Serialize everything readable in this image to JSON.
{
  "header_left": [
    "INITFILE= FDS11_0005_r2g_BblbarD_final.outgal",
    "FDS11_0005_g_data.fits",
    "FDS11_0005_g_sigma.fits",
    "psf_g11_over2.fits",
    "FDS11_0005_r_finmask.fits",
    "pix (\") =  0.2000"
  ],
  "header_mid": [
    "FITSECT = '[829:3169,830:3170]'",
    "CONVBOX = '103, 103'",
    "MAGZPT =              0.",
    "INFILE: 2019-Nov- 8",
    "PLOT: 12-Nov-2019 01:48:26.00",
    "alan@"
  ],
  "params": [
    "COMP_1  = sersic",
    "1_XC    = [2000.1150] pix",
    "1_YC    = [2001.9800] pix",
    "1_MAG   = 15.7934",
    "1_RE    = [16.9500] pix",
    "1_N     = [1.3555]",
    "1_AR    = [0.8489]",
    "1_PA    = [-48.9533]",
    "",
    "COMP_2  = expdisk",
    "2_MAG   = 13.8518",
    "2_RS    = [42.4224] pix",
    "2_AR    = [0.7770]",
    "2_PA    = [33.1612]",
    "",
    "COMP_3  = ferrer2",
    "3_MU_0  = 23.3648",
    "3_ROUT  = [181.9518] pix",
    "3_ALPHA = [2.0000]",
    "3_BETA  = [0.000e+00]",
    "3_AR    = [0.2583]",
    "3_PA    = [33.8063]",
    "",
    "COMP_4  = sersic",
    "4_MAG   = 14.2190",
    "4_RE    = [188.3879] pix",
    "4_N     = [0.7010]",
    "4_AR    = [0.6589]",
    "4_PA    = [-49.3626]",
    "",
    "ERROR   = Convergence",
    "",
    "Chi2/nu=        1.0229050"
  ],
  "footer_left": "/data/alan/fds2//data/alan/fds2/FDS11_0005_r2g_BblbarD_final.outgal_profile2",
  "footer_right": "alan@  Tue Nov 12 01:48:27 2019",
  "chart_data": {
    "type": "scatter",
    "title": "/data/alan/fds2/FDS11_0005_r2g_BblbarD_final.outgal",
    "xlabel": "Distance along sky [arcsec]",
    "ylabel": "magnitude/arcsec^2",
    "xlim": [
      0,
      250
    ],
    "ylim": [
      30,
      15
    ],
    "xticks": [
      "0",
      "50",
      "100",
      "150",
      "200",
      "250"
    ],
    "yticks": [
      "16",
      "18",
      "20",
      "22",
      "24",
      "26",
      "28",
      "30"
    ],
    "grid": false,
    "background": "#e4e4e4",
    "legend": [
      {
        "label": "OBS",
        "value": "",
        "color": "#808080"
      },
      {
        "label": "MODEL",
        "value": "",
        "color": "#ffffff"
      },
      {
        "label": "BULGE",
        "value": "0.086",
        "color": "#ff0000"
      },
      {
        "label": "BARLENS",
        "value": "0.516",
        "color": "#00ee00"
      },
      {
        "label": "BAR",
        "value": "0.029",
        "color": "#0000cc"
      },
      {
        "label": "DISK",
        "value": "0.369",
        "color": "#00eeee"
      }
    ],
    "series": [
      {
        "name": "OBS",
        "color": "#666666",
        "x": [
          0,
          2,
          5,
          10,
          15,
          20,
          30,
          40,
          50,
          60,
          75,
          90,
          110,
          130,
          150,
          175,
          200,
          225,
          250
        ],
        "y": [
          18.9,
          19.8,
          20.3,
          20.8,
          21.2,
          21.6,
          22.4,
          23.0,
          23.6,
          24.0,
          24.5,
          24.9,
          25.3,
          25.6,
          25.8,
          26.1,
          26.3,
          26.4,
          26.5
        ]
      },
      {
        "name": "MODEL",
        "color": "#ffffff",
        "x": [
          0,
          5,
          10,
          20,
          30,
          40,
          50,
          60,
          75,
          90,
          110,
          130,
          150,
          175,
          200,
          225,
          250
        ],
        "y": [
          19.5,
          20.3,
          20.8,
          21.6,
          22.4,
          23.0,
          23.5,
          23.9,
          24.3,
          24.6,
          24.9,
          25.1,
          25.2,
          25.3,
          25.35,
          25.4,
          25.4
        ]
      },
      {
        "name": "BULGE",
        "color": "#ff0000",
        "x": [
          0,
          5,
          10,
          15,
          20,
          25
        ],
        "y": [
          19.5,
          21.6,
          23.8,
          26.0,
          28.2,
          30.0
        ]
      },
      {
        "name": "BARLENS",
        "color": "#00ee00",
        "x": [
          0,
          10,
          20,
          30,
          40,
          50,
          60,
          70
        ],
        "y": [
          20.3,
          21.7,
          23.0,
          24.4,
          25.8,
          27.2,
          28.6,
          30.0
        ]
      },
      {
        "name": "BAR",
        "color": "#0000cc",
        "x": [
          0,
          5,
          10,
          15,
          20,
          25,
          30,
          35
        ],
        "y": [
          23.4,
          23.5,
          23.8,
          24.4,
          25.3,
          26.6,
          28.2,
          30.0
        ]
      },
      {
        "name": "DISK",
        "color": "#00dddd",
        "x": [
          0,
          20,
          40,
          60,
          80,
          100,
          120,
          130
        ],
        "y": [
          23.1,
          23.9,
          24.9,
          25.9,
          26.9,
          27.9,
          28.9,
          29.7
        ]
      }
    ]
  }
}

::::::

Job: Exactly reproduce all of the entries above.

Response:
Serialize everything readable in this image to JSON.
{
  "header_left": [
    "INITFILE= FDS11_0005_r2g_BblbarD_final.outgal",
    "FDS11_0005_g_data.fits",
    "FDS11_0005_g_sigma.fits",
    "psf_g11_over2.fits",
    "FDS11_0005_r_finmask.fits",
    "pix (\") =  0.2000"
  ],
  "header_mid": [
    "FITSECT = '[829:3169,830:3170]'",
    "CONVBOX = '103, 103'",
    "MAGZPT =              0.",
    "INFILE: 2019-Nov- 8",
    "PLOT: 12-Nov-2019 01:48:26.00",
    "alan@"
  ],
  "params": [
    "COMP_1  = sersic",
    "1_XC    = [2000.1150] pix",
    "1_YC    = [2001.9800] pix",
    "1_MAG   = 15.7934",
    "1_RE    = [16.9500] pix",
    "1_N     = [1.3555]",
    "1_AR    = [0.8489]",
    "1_PA    = [-48.9533]",
    "",
    "COMP_2  = expdisk",
    "2_MAG   = 13.8518",
    "2_RS    = [42.4224] pix",
    "2_AR    = [0.7770]",
    "2_PA    = [33.1612]",
    "",
    "COMP_3  = ferrer2",
    "3_MU_0  = 23.3648",
    "3_ROUT  = [181.9518] pix",
    "3_ALPHA = [2.0000]",
    "3_BETA  = [0.000e+00]",
    "3_AR    = [0.2583]",
    "3_PA    = [33.8063]",
    "",
    "COMP_4  = sersic",
    "4_MAG   = 14.2190",
    "4_RE    = [188.3879] pix",
    "4_N     = [0.7010]",
    "4_AR    = [0.6589]",
    "4_PA    = [-49.3626]",
    "",
    "ERROR   = Convergence",
    "",
    "Chi2/nu=        1.0229050"
  ],
  "footer_left": "/data/alan/fds2//data/alan/fds2/FDS11_0005_r2g_BblbarD_final.outgal_profile2",
  "footer_right": "alan@  Tue Nov 12 01:48:27 2019",
  "chart_data": {
    "type": "scatter",
    "title": "/data/alan/fds2/FDS11_0005_r2g_BblbarD_final.outgal",
    "xlabel": "Distance along sky [arcsec]",
    "ylabel": "magnitude/arcsec^2",
    "xlim": [
      0,
      250
    ],
    "ylim": [
      30,
      15
    ],
    "xticks": [
      "0",
      "50",
      "100",
      "150",
      "200",
      "250"
    ],
    "yticks": [
      "16",
      "18",
      "20",
      "22",
      "24",
      "26",
      "28",
      "30"
    ],
    "grid": false,
    "background": "#e4e4e4",
    "legend": [
      {
        "label": "OBS",
        "value": "",
        "color": "#808080"
      },
      {
        "label": "MODEL",
        "value": "",
        "color": "#ffffff"
      },
      {
        "label": "BULGE",
        "value": "0.086",
        "color": "#ff0000"
      },
      {
        "label": "BARLENS",
        "value": "0.516",
        "color": "#00ee00"
      },
      {
        "label": "BAR",
        "value": "0.029",
        "color": "#0000cc"
      },
      {
        "label": "DISK",
        "value": "0.369",
        "color": "#00eeee"
      }
    ],
    "series": [
      {
        "name": "OBS",
        "color": "#666666",
        "x": [
          0,
          2,
          5,
          10,
          15,
          20,
          30,
          40,
          50,
          60,
          75,
          90,
          110,
          130,
          150,
          175,
          200,
          225,
          250
        ],
        "y": [
          18.9,
          19.8,
          20.3,
          20.8,
          21.2,
          21.6,
          22.4,
          23.0,
          23.6,
          24.0,
          24.5,
          24.9,
          25.3,
          25.6,
          25.8,
          26.1,
          26.3,
          26.4,
          26.5
        ]
      },
      {
        "name": "MODEL",
        "color": "#ffffff",
        "x": [
          0,
          5,
          10,
          20,
          30,
          40,
          50,
          60,
          75,
          90,
          110,
          130,
          150,
          175,
          200,
          225,
          250
        ],
        "y": [
          19.5,
          20.3,
          20.8,
          21.6,
          22.4,
          23.0,
          23.5,
          23.9,
          24.3,
          24.6,
          24.9,
          25.1,
          25.2,
          25.3,
          25.35,
          25.4,
          25.4
        ]
      },
      {
        "name": "BULGE",
        "color": "#ff0000",
        "x": [
          0,
          5,
          10,
          15,
          20,
          25
        ],
        "y": [
          19.5,
          21.6,
          23.8,
          26.0,
          28.2,
          30.0
        ]
      },
      {
        "name": "BARLENS",
        "color": "#00ee00",
        "x": [
          0,
          10,
          20,
          30,
          40,
          50,
          60,
          70
        ],
        "y": [
          20.3,
          21.7,
          23.0,
          24.4,
          25.8,
          27.2,
          28.6,
          30.0
        ]
      },
      {
        "name": "BAR",
        "color": "#0000cc",
        "x": [
          0,
          5,
          10,
          15,
          20,
          25,
          30,
          35
        ],
        "y": [
          23.4,
          23.5,
          23.8,
          24.4,
          25.3,
          26.6,
          28.2,
          30.0
        ]
      },
      {
        "name": "DISK",
        "color": "#00dddd",
        "x": [
          0,
          20,
          40,
          60,
          80,
          100,
          120,
          130
        ],
        "y": [
          23.1,
          23.9,
          24.9,
          25.9,
          26.9,
          27.9,
          28.9,
          29.7
        ]
      }
    ]
  }
}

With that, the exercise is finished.